[start]

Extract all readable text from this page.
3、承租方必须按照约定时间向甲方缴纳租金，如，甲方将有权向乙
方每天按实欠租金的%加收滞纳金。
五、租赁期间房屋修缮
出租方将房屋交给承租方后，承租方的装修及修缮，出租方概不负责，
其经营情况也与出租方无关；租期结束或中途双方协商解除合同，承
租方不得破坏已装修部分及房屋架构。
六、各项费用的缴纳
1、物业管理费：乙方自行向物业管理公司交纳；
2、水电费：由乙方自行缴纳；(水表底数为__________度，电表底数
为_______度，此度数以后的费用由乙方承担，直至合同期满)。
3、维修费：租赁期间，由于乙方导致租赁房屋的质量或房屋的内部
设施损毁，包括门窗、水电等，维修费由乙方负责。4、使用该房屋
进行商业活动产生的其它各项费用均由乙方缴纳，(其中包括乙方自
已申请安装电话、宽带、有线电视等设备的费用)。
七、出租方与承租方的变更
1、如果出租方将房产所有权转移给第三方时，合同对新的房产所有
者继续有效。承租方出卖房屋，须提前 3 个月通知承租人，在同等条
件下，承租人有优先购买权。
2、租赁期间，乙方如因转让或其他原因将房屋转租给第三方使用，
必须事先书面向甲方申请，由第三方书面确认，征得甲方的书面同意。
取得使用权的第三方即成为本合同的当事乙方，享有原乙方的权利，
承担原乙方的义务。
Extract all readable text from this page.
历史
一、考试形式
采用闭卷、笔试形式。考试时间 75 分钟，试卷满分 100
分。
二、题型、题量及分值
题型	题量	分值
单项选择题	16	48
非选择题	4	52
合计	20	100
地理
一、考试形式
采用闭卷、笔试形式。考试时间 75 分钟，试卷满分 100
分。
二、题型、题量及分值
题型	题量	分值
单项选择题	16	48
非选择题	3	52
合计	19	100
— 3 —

[end]

- [What you need to do] Reproduce the material exactly, with every line intact.

- [Answer to the problem]
Extract all readable text from this page.
3、承租方必须按照约定时间向甲方缴纳租金，如，甲方将有权向乙
方每天按实欠租金的%加收滞纳金。
五、租赁期间房屋修缮
出租方将房屋交给承租方后，承租方的装修及修缮，出租方概不负责，
其经营情况也与出租方无关；租期结束或中途双方协商解除合同，承
租方不得破坏已装修部分及房屋架构。
六、各项费用的缴纳
1、物业管理费：乙方自行向物业管理公司交纳；
2、水电费：由乙方自行缴纳；(水表底数为__________度，电表底数
为_______度，此度数以后的费用由乙方承担，直至合同期满)。
3、维修费：租赁期间，由于乙方导致租赁房屋的质量或房屋的内部
设施损毁，包括门窗、水电等，维修费由乙方负责。4、使用该房屋
进行商业活动产生的其它各项费用均由乙方缴纳，(其中包括乙方自
已申请安装电话、宽带、有线电视等设备的费用)。
七、出租方与承租方的变更
1、如果出租方将房产所有权转移给第三方时，合同对新的房产所有
者继续有效。承租方出卖房屋，须提前 3 个月通知承租人，在同等条
件下，承租人有优先购买权。
2、租赁期间，乙方如因转让或其他原因将房屋转租给第三方使用，
必须事先书面向甲方申请，由第三方书面确认，征得甲方的书面同意。
取得使用权的第三方即成为本合同的当事乙方，享有原乙方的权利，
承担原乙方的义务。
Extract all readable text from this page.
历史
一、考试形式
采用闭卷、笔试形式。考试时间 75 分钟，试卷满分 100
分。
二、题型、题量及分值
题型	题量	分值
单项选择题	16	48
非选择题	4	52
合计	20	100
地理
一、考试形式
采用闭卷、笔试形式。考试时间 75 分钟，试卷满分 100
分。
二、题型、题量及分值
题型	题量	分值
单项选择题	16	48
非选择题	3	52
合计	19	100
— 3 —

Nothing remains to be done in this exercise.